* _WORK REQUIRED_
Say how many lines contain the word "apply". Only the number should be given.

--- RECORDS PROVIDED ---

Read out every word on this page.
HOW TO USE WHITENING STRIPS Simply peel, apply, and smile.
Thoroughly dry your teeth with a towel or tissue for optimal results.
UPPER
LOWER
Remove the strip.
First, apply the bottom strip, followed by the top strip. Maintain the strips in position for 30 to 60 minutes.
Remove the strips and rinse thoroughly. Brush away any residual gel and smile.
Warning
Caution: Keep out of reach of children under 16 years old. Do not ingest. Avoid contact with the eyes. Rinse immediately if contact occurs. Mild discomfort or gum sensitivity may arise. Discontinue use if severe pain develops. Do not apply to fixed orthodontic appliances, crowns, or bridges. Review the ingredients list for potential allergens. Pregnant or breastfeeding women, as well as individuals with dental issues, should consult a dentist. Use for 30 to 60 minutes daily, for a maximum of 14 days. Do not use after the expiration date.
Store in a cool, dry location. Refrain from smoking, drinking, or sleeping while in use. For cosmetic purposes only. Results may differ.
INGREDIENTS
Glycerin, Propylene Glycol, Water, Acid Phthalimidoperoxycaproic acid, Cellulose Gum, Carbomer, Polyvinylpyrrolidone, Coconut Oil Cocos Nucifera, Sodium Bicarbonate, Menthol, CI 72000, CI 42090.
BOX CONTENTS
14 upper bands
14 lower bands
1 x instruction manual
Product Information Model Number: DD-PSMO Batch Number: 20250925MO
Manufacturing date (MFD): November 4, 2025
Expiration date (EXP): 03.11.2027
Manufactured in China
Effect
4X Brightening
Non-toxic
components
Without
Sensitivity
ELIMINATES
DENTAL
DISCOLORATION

---
--- RECORDS PROVIDED ---

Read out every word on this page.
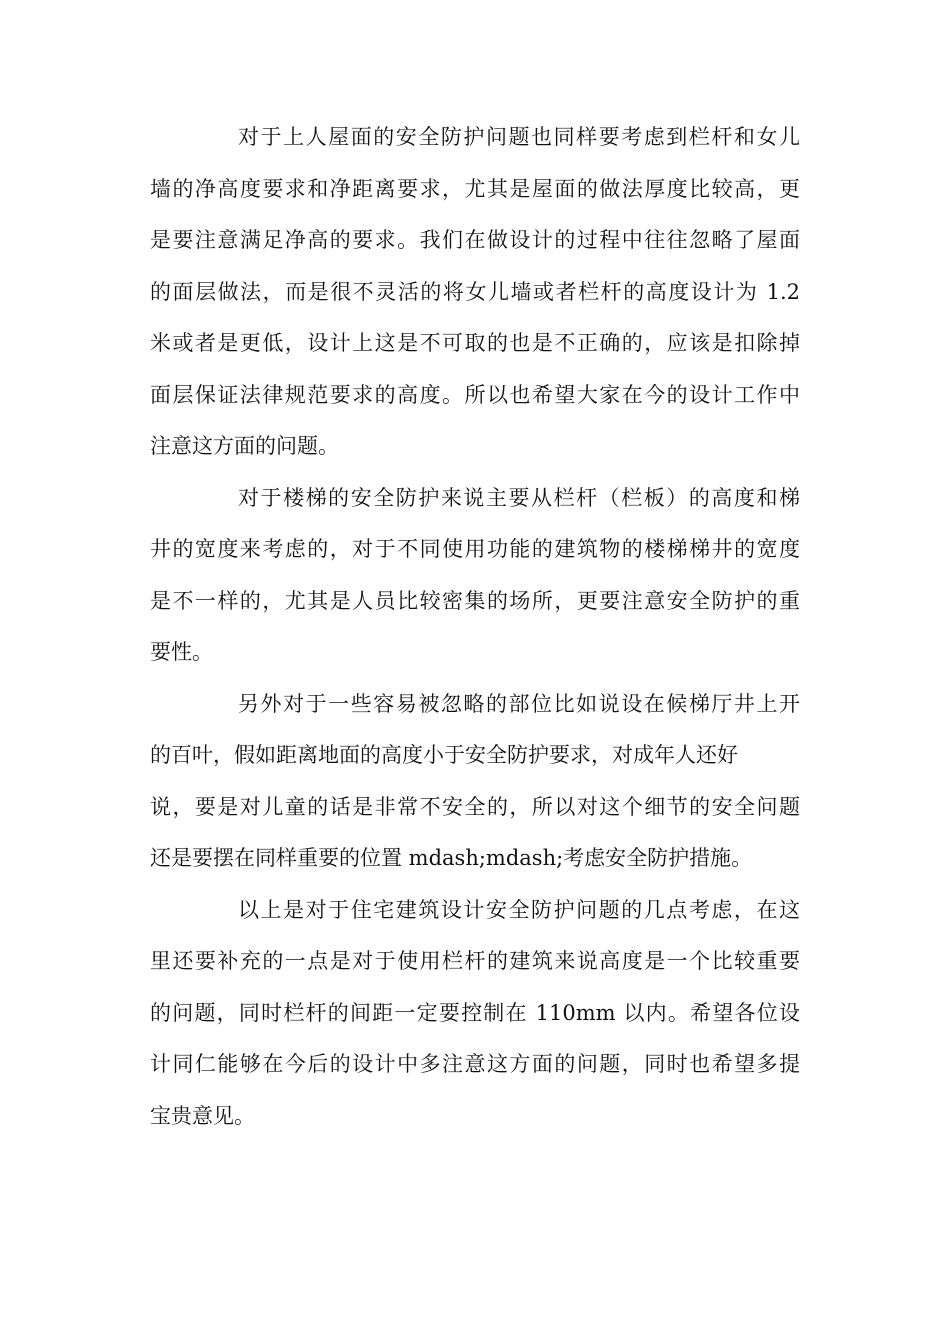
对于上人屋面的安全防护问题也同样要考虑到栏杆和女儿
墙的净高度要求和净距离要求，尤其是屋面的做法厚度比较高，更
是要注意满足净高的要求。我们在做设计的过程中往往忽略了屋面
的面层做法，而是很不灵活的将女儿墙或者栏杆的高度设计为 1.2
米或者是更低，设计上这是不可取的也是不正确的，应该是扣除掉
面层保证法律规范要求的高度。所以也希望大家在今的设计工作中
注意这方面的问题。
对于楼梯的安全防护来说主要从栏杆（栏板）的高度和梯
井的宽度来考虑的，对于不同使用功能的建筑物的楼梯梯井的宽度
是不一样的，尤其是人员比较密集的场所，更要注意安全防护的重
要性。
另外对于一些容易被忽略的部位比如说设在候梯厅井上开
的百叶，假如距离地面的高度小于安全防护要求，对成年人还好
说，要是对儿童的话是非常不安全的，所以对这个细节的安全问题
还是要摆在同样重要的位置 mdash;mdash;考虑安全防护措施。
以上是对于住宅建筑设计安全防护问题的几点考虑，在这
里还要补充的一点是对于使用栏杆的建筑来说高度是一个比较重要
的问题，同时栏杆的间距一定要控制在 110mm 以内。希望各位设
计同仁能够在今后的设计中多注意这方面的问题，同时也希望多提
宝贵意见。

---
--- RECORDS PROVIDED ---

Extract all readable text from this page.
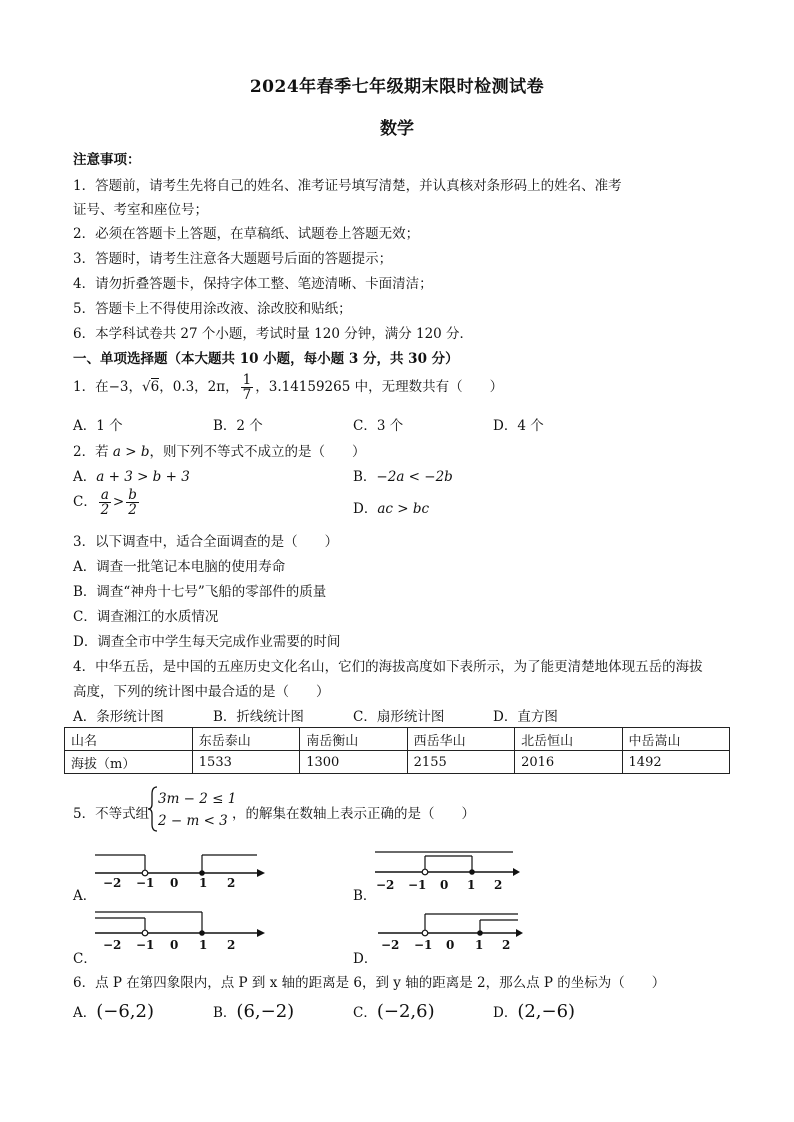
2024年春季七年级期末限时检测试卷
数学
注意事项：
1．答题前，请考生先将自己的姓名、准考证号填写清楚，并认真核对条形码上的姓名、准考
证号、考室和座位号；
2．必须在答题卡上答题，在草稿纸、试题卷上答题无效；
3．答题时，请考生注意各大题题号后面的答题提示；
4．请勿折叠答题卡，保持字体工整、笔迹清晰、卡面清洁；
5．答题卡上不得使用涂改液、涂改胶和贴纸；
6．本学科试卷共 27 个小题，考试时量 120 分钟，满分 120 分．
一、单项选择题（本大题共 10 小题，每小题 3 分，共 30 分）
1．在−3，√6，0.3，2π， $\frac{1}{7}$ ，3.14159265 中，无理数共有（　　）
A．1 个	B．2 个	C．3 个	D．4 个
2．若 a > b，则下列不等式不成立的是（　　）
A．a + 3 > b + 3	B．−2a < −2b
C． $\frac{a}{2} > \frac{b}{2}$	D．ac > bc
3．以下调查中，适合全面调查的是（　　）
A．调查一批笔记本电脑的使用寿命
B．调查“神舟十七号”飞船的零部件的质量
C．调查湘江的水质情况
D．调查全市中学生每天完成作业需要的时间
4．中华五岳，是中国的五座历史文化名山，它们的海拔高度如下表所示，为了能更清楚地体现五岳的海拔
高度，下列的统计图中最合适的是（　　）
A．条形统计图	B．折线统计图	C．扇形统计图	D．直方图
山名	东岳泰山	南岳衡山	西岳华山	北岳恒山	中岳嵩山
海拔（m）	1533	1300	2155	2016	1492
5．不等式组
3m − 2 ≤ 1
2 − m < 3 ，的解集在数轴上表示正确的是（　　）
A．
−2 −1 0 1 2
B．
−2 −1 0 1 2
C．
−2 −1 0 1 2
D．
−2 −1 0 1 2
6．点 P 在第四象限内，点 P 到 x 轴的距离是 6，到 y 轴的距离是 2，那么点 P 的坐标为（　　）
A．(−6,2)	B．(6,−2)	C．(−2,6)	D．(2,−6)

---

* _SOLUTION TO THE PROBLEM_
3